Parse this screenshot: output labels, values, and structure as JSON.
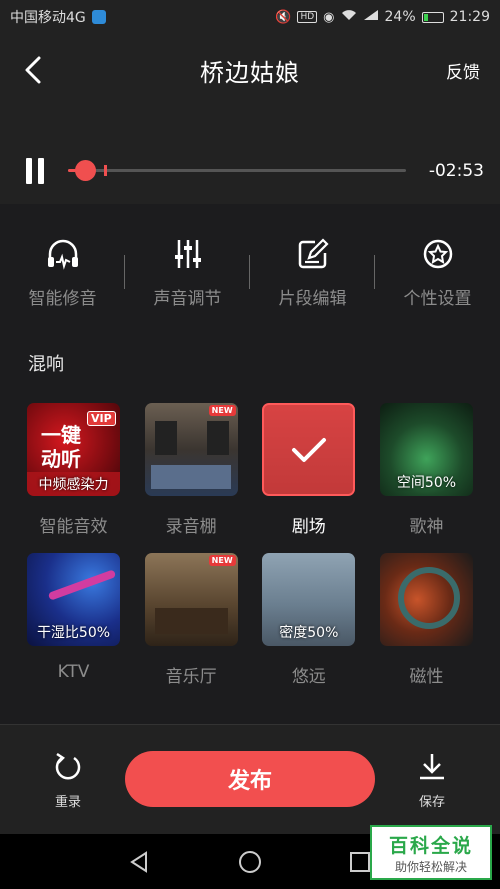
{
  "status_bar": {
    "carrier": "中国移动4G",
    "battery": "24%",
    "battery_level": 0.24,
    "network": "4G",
    "time": "21:29",
    "icons": [
      "mute-icon",
      "hd-icon",
      "eye-icon",
      "wifi-icon",
      "signal-icon",
      "battery-icon"
    ]
  },
  "header": {
    "title": "桥边姑娘",
    "feedback_label": "反馈"
  },
  "player": {
    "remaining": "-02:53",
    "progress": 0.05
  },
  "tools": [
    {
      "label": "智能修音",
      "icon": "headphone-wave-icon"
    },
    {
      "label": "声音调节",
      "icon": "sliders-icon"
    },
    {
      "label": "片段编辑",
      "icon": "edit-icon"
    },
    {
      "label": "个性设置",
      "icon": "settings-star-icon"
    }
  ],
  "section_title": "混响",
  "effects": [
    {
      "name": "智能音效",
      "caption": "中频感染力",
      "badge": "",
      "overlay_main": "一键\n动听",
      "overlay_vip": "VIP",
      "selected": false
    },
    {
      "name": "录音棚",
      "caption": "",
      "badge": "NEW",
      "selected": false
    },
    {
      "name": "剧场",
      "caption": "",
      "badge": "",
      "selected": true
    },
    {
      "name": "歌神",
      "caption": "空间50%",
      "badge": "",
      "selected": false
    },
    {
      "name": "KTV",
      "caption": "干湿比50%",
      "badge": "",
      "selected": false
    },
    {
      "name": "音乐厅",
      "caption": "",
      "badge": "NEW",
      "selected": false
    },
    {
      "name": "悠远",
      "caption": "密度50%",
      "badge": "",
      "selected": false
    },
    {
      "name": "磁性",
      "caption": "",
      "badge": "",
      "selected": false
    }
  ],
  "bottom": {
    "reset_label": "重录",
    "publish_label": "发布",
    "save_label": "保存"
  },
  "watermark": {
    "title": "百科全说",
    "subtitle": "助你轻松解决"
  },
  "colors": {
    "accent": "#f24f4f",
    "background": "#1c1c1e",
    "panel": "#222222"
  }
}
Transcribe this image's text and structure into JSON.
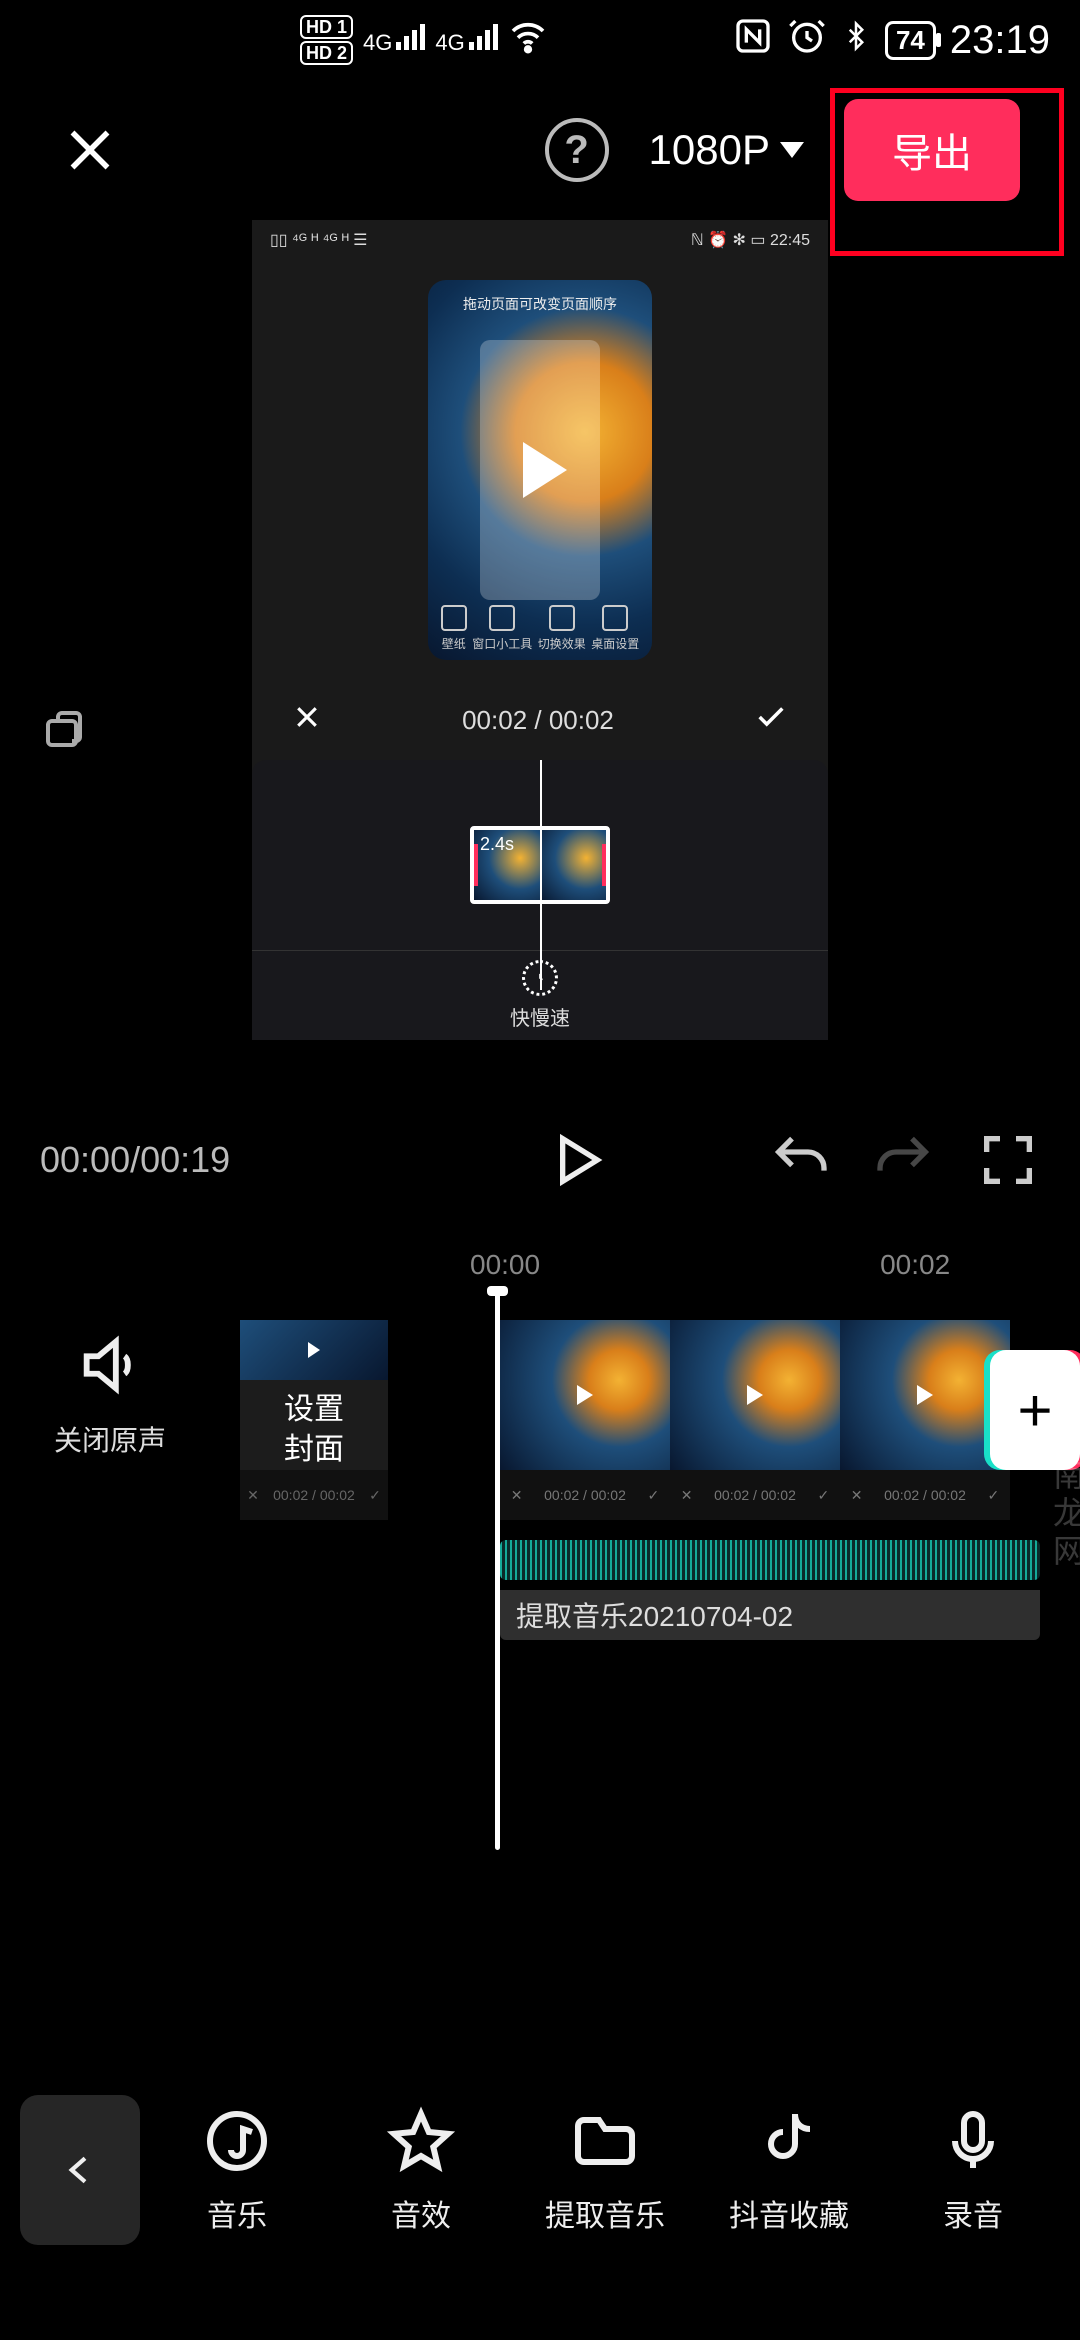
{
  "status": {
    "hd1": "HD 1",
    "hd2": "HD 2",
    "net1": "4G",
    "net2": "4G",
    "battery": "74",
    "time": "23:19"
  },
  "topbar": {
    "help": "?",
    "resolution": "1080P",
    "export": "导出"
  },
  "preview": {
    "inner_status_left": "",
    "inner_status_time": "22:45",
    "phone_hint": "拖动页面可改变页面顺序",
    "dock": [
      "壁纸",
      "窗口小工具",
      "切换效果",
      "桌面设置"
    ],
    "ctrl_time": "00:02 / 00:02",
    "clip_label": "2.4s",
    "speed_label": "快慢速"
  },
  "controls": {
    "time": "00:00/00:19"
  },
  "ruler": {
    "t0": "00:00",
    "t1": "00:02"
  },
  "tracks": {
    "mute_label": "关闭原声",
    "cover_label": "设置\n封面",
    "audio_label": "提取音乐20210704-02",
    "clip_strip_time": "00:02 / 00:02"
  },
  "bottom": {
    "items": [
      {
        "label": "音乐"
      },
      {
        "label": "音效"
      },
      {
        "label": "提取音乐"
      },
      {
        "label": "抖音收藏"
      },
      {
        "label": "录音"
      }
    ]
  },
  "watermark": "河南龙网"
}
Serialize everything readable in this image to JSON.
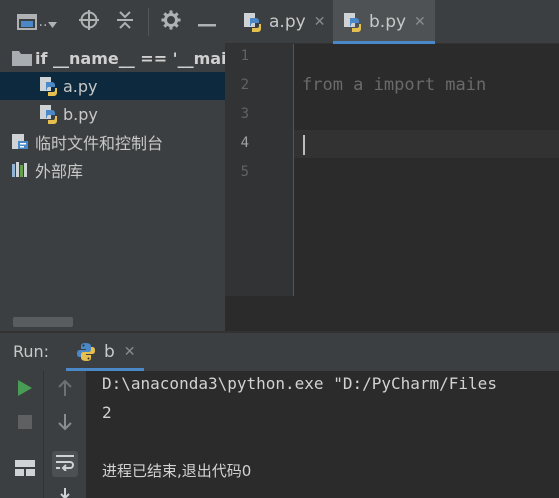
{
  "project": {
    "toolbar": {
      "view_mode_label": "..",
      "icons": [
        "project-view-icon",
        "dropdown-caret-icon",
        "locate-target-icon",
        "collapse-all-icon",
        "gear-icon",
        "hide-minus-icon"
      ]
    },
    "tree": [
      {
        "label": "if __name__ == '__main",
        "icon": "folder-icon",
        "root": true
      },
      {
        "label": "a.py",
        "icon": "python-file-icon",
        "selected": true
      },
      {
        "label": "b.py",
        "icon": "python-file-icon"
      },
      {
        "label": "临时文件和控制台",
        "icon": "scratches-icon"
      },
      {
        "label": "外部库",
        "icon": "external-libraries-icon"
      }
    ]
  },
  "editor": {
    "tabs": [
      {
        "label": "a.py",
        "active": false
      },
      {
        "label": "b.py",
        "active": true
      }
    ],
    "close_glyph": "✕",
    "line_numbers": [
      "1",
      "2",
      "3",
      "4",
      "5"
    ],
    "current_line": "4",
    "code": [
      "",
      "from a import main",
      "",
      "",
      ""
    ]
  },
  "run": {
    "title": "Run:",
    "tab_label": "b",
    "close_glyph": "✕",
    "console": [
      "D:\\anaconda3\\python.exe \"D:/PyCharm/Files",
      "2",
      "",
      "进程已结束,退出代码0"
    ],
    "colors": {
      "run_green": "#499c54",
      "accent_blue": "#4a88c7",
      "selection": "#0d293e"
    }
  }
}
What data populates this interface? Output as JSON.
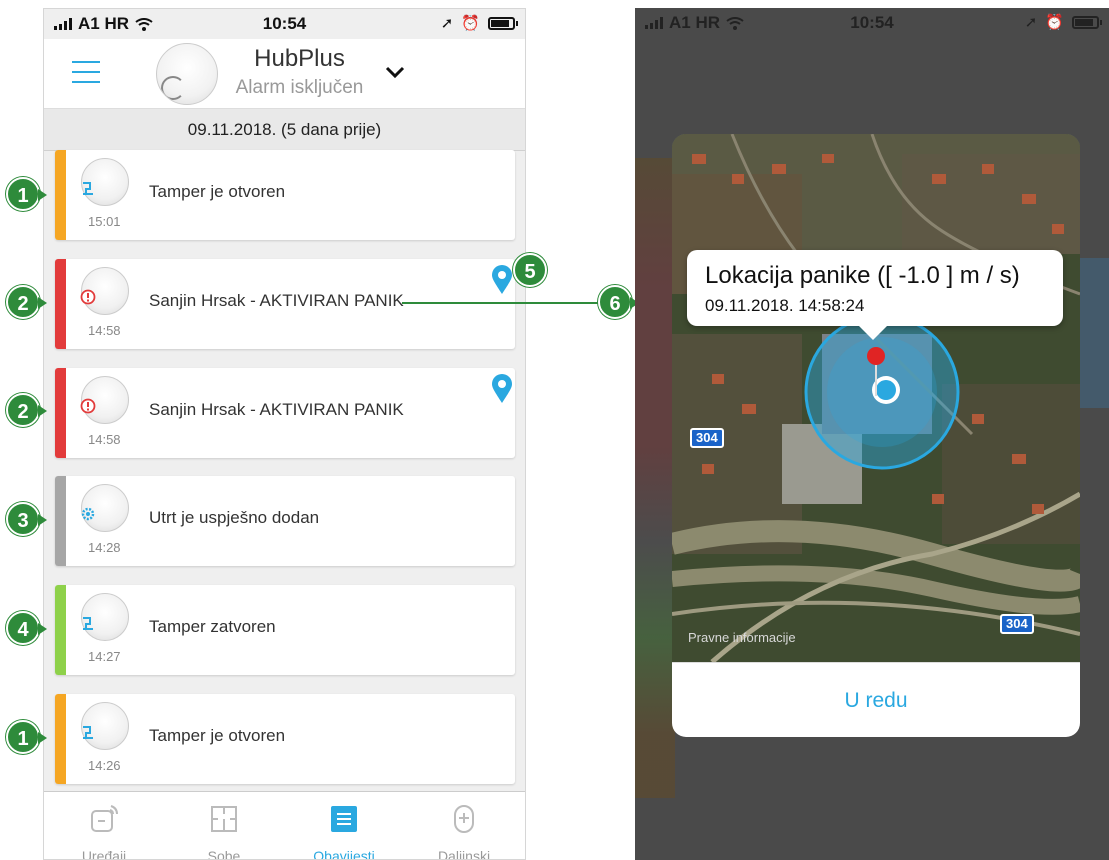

- - -

§ Prompt
Restate each entry word for word, please, but drop any images it holds.

§ Full output
Parse this screenshot: output labels, values, and structure as JSON.
{
  "status_bar": {
    "carrier": "中国移动4G",
    "battery": "24%",
    "battery_level": 0.24,
    "network": "4G",
    "time": "21:29",
    "icons": [
      "mute-icon",
      "hd-icon",
      "eye-icon",
      "wifi-icon",
      "signal-icon",
      "battery-icon"
    ]
  },
  "header": {
    "title": "桥边姑娘",
    "feedback_label": "反馈"
  },
  "player": {
    "remaining": "-02:53",
    "progress": 0.05
  },
  "tools": [
    {
      "label": "智能修音",
      "icon": "headphone-wave-icon"
    },
    {
      "label": "声音调节",
      "icon": "sliders-icon"
    },
    {
      "label": "片段编辑",
      "icon": "edit-icon"
    },
    {
      "label": "个性设置",
      "icon": "settings-star-icon"
    }
  ],
  "section_title": "混响",
  "effects": [
    {
      "name": "智能音效",
      "caption": "中频感染力",
      "badge": "",
      "overlay_main": "一键\n动听",
      "overlay_vip": "VIP",
      "selected": false
    },
    {
      "name": "录音棚",
      "caption": "",
      "badge": "NEW",
      "selected": false
    },
    {
      "name": "剧场",
      "caption": "",
      "badge": "",
      "selected": true
    },
    {
      "name": "歌神",
      "caption": "空间50%",
      "badge": "",
      "selected": false
    },
    {
      "name": "KTV",
      "caption": "干湿比50%",
      "badge": "",
      "selected": false
    },
    {
      "name": "音乐厅",
      "caption": "",
      "badge": "NEW",
      "selected": false
    },
    {
      "name": "悠远",
      "caption": "密度50%",
      "badge": "",
      "selected": false
    },
    {
      "name": "磁性",
      "caption": "",
      "badge": "",
      "selected": false
    }
  ],
  "bottom": {
    "reset_label": "重录",
    "publish_label": "发布",
    "save_label": "保存"
  },
  "watermark": {
    "title": "百科全说",
    "subtitle": "助你轻松解决"
  },
  "colors": {
    "accent": "#f24f4f",
    "background": "#1c1c1e",
    "panel": "#222222"
  }
}
Transcribe this image's text and structure into JSON.
{
  "status": {
    "hd1": "HD 1",
    "hd2": "HD 2",
    "net1": "4G",
    "net2": "4G",
    "battery": "74",
    "time": "23:19"
  },
  "topbar": {
    "help": "?",
    "resolution": "1080P",
    "export": "导出"
  },
  "preview": {
    "inner_status_left": "",
    "inner_status_time": "22:45",
    "phone_hint": "拖动页面可改变页面顺序",
    "dock": [
      "壁纸",
      "窗口小工具",
      "切换效果",
      "桌面设置"
    ],
    "ctrl_time": "00:02 / 00:02",
    "clip_label": "2.4s",
    "speed_label": "快慢速"
  },
  "controls": {
    "time": "00:00/00:19"
  },
  "ruler": {
    "t0": "00:00",
    "t1": "00:02"
  },
  "tracks": {
    "mute_label": "关闭原声",
    "cover_label": "设置\n封面",
    "audio_label": "提取音乐20210704-02",
    "clip_strip_time": "00:02 / 00:02"
  },
  "bottom": {
    "items": [
      {
        "label": "音乐"
      },
      {
        "label": "音效"
      },
      {
        "label": "提取音乐"
      },
      {
        "label": "抖音收藏"
      },
      {
        "label": "录音"
      }
    ]
  },
  "watermark": "河南龙网"
}
Serialize everything readable in this image to JSON.
{
  "project": {
    "toolbar": {
      "view_mode_label": "..",
      "icons": [
        "project-view-icon",
        "dropdown-caret-icon",
        "locate-target-icon",
        "collapse-all-icon",
        "gear-icon",
        "hide-minus-icon"
      ]
    },
    "tree": [
      {
        "label": "if __name__ == '__main",
        "icon": "folder-icon",
        "root": true
      },
      {
        "label": "a.py",
        "icon": "python-file-icon",
        "selected": true
      },
      {
        "label": "b.py",
        "icon": "python-file-icon"
      },
      {
        "label": "临时文件和控制台",
        "icon": "scratches-icon"
      },
      {
        "label": "外部库",
        "icon": "external-libraries-icon"
      }
    ]
  },
  "editor": {
    "tabs": [
      {
        "label": "a.py",
        "active": false
      },
      {
        "label": "b.py",
        "active": true
      }
    ],
    "close_glyph": "✕",
    "line_numbers": [
      "1",
      "2",
      "3",
      "4",
      "5"
    ],
    "current_line": "4",
    "code": [
      "",
      "from a import main",
      "",
      "",
      ""
    ]
  },
  "run": {
    "title": "Run:",
    "tab_label": "b",
    "close_glyph": "✕",
    "console": [
      "D:\\anaconda3\\python.exe \"D:/PyCharm/Files",
      "2",
      "",
      "进程已结束,退出代码0"
    ],
    "colors": {
      "run_green": "#499c54",
      "accent_blue": "#4a88c7",
      "selection": "#0d293e"
    }
  }
}
What data populates this interface? Output as JSON.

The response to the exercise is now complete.